Provided records
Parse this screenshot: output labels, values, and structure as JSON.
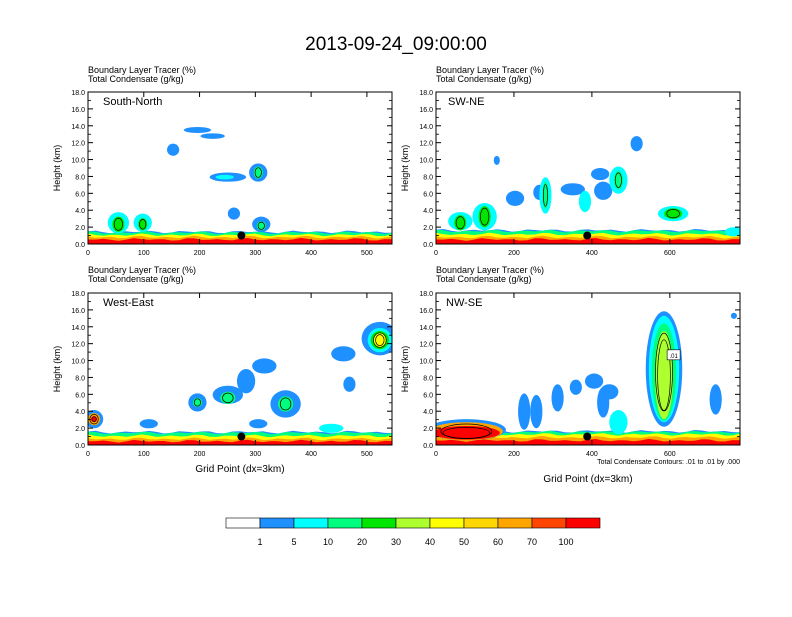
{
  "title": "2013-09-24_09:00:00",
  "colors": {
    "levels": [
      "#ffffff",
      "#1e90ff",
      "#00ffff",
      "#00ff7f",
      "#00e600",
      "#adff2f",
      "#ffff00",
      "#ffd700",
      "#ffa500",
      "#ff4500",
      "#ff0000"
    ],
    "contour": "#000000",
    "marker": "#000000"
  },
  "chart_data": [
    {
      "type": "heatmap",
      "panel": "South-North",
      "left_label_1": "Boundary Layer Tracer   (%)",
      "left_label_2": "Total Condensate   (g/kg)",
      "ylabel": "Height (km)",
      "xlabel": "",
      "xlim": [
        0,
        545
      ],
      "ylim": [
        0,
        18
      ],
      "xticks": [
        "0",
        "100",
        "200",
        "300",
        "400",
        "500"
      ],
      "yticks": [
        "0.0",
        "2.0",
        "4.0",
        "6.0",
        "8.0",
        "10.0",
        "12.0",
        "14.0",
        "16.0",
        "18.0"
      ],
      "marker_x": 275,
      "marker_y": 1.0
    },
    {
      "type": "heatmap",
      "panel": "SW-NE",
      "left_label_1": "Boundary Layer Tracer   (%)",
      "left_label_2": "Total Condensate   (g/kg)",
      "ylabel": "Height (km)",
      "xlabel": "",
      "xlim": [
        0,
        780
      ],
      "ylim": [
        0,
        18
      ],
      "xticks": [
        "0",
        "200",
        "400",
        "600"
      ],
      "yticks": [
        "0.0",
        "2.0",
        "4.0",
        "6.0",
        "8.0",
        "10.0",
        "12.0",
        "14.0",
        "16.0",
        "18.0"
      ],
      "marker_x": 388,
      "marker_y": 1.0
    },
    {
      "type": "heatmap",
      "panel": "West-East",
      "left_label_1": "Boundary Layer Tracer   (%)",
      "left_label_2": "Total Condensate   (g/kg)",
      "ylabel": "Height (km)",
      "xlabel": "Grid Point (dx=3km)",
      "xlim": [
        0,
        545
      ],
      "ylim": [
        0,
        18
      ],
      "xticks": [
        "0",
        "100",
        "200",
        "300",
        "400",
        "500"
      ],
      "yticks": [
        "0.0",
        "2.0",
        "4.0",
        "6.0",
        "8.0",
        "10.0",
        "12.0",
        "14.0",
        "16.0",
        "18.0"
      ],
      "marker_x": 275,
      "marker_y": 1.0
    },
    {
      "type": "heatmap",
      "panel": "NW-SE",
      "left_label_1": "Boundary Layer Tracer   (%)",
      "left_label_2": "Total Condensate   (g/kg)",
      "ylabel": "Height (km)",
      "xlabel": "Grid Point (dx=3km)",
      "xlim": [
        0,
        780
      ],
      "ylim": [
        0,
        18
      ],
      "xticks": [
        "0",
        "200",
        "400",
        "600"
      ],
      "yticks": [
        "0.0",
        "2.0",
        "4.0",
        "6.0",
        "8.0",
        "10.0",
        "12.0",
        "14.0",
        "16.0",
        "18.0"
      ],
      "marker_x": 388,
      "marker_y": 1.0,
      "contour_note": "Total Condensate Contours: .01 to .01 by .000",
      "contour_label": ".01"
    }
  ],
  "colorbar": {
    "labels": [
      "1",
      "5",
      "10",
      "20",
      "30",
      "40",
      "50",
      "60",
      "70",
      "100"
    ]
  }
}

Exercise goal
Report how many lines include the word "labels". Give nothing but the number.

Exercise response
2